#### RECORDS TO PROCESS:
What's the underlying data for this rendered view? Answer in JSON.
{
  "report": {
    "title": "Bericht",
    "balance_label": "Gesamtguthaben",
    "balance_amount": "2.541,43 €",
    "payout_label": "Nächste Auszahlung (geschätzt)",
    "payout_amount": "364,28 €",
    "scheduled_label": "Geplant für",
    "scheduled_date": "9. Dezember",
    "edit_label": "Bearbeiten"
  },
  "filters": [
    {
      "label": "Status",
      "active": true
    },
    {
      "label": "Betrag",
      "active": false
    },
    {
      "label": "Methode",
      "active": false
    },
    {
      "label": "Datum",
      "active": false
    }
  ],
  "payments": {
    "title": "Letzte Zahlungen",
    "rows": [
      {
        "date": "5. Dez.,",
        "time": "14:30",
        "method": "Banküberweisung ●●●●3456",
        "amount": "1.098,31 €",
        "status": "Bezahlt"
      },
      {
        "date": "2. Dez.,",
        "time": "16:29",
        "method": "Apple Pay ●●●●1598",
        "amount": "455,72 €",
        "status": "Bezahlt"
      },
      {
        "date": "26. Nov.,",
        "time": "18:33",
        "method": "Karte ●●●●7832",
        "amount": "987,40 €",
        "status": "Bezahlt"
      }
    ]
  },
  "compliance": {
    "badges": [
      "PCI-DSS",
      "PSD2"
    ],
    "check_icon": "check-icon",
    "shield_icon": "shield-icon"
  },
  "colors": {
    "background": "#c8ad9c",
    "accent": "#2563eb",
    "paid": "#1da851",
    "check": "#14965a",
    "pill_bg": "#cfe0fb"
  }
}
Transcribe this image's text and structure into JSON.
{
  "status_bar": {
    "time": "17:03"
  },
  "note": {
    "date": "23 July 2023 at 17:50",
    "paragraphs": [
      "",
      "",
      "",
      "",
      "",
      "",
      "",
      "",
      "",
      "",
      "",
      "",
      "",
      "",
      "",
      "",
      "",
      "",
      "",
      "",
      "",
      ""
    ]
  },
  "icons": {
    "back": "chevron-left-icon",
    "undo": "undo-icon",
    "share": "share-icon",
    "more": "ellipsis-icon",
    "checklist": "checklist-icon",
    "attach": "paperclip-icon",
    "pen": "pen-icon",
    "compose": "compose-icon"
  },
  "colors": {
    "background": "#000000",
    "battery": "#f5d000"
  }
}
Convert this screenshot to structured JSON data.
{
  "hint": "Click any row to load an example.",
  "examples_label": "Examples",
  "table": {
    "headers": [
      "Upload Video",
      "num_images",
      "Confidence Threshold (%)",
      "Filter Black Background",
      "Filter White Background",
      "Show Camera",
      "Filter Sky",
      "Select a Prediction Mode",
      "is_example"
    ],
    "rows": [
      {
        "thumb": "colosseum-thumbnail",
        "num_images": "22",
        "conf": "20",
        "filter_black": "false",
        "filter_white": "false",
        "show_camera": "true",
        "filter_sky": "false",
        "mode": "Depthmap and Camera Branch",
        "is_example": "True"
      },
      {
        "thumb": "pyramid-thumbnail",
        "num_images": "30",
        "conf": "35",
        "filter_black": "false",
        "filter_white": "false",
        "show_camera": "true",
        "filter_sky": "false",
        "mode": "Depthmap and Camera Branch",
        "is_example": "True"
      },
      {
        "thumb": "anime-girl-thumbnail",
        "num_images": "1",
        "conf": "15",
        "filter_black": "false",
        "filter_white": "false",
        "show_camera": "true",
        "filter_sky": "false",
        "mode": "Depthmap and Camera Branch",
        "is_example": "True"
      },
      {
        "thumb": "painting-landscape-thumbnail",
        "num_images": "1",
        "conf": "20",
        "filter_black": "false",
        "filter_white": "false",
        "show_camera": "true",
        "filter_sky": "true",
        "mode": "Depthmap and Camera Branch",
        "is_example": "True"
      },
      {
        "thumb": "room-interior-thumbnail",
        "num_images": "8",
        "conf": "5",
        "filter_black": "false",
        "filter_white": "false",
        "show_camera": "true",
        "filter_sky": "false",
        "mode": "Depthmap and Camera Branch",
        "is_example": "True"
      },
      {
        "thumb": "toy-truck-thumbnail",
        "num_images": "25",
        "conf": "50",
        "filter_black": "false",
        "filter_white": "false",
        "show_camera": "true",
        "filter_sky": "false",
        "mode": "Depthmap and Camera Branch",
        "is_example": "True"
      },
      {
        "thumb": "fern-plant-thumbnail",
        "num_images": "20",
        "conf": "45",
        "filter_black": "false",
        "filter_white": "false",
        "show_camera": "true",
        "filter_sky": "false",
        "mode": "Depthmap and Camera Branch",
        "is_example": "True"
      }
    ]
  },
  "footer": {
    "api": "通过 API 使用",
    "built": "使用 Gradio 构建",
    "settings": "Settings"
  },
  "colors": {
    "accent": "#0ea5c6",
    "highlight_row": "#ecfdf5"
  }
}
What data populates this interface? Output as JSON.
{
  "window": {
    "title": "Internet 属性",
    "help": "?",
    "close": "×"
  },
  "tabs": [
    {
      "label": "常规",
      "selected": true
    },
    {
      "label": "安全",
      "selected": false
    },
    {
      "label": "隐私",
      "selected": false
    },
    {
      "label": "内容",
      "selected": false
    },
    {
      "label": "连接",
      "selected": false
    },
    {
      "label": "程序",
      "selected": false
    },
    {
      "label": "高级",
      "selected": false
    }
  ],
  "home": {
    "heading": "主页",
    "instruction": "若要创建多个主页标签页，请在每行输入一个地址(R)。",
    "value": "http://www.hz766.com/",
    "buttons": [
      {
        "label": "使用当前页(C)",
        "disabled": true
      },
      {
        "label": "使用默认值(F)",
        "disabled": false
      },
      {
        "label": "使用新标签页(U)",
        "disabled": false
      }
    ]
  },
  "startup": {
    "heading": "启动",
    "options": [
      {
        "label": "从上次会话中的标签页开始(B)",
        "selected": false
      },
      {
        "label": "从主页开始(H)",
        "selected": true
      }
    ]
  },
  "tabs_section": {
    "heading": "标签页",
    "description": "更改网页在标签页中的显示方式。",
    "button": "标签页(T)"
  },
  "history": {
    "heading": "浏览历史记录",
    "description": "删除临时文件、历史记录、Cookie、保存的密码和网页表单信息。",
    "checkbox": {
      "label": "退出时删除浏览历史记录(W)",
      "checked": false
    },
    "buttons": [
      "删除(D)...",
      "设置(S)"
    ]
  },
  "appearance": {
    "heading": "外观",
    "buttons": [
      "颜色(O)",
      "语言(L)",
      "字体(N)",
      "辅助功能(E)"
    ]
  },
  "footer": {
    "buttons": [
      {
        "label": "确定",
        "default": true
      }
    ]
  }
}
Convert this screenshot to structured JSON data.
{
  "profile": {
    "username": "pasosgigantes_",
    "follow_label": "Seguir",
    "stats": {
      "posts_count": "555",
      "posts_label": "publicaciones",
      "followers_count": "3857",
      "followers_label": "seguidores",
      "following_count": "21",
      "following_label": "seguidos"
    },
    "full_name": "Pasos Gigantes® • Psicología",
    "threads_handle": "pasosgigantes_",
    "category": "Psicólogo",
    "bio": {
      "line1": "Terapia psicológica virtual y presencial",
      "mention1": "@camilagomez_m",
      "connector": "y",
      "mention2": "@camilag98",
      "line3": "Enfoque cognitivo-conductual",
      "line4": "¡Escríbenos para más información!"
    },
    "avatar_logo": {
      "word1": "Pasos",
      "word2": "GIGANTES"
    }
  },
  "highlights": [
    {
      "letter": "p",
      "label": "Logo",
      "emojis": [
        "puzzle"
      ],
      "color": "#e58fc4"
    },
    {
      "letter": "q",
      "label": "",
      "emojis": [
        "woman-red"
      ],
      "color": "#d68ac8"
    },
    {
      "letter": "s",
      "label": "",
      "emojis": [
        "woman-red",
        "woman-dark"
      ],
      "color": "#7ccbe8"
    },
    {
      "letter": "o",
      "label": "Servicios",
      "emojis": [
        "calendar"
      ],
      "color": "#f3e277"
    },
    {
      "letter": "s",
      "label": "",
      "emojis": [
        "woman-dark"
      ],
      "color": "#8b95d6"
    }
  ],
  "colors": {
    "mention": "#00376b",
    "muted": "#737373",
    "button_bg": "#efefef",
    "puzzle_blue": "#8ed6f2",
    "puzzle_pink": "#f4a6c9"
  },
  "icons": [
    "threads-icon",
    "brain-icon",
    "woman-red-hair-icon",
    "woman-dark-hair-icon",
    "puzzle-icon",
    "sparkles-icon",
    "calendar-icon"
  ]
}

#### REQUEST:
Where a line above holds the string "title", show that line.

#### EXERCISE ANSWER:
    "title": "Bericht",
    "title": "Letzte Zahlungen",
    "title": "Internet 属性",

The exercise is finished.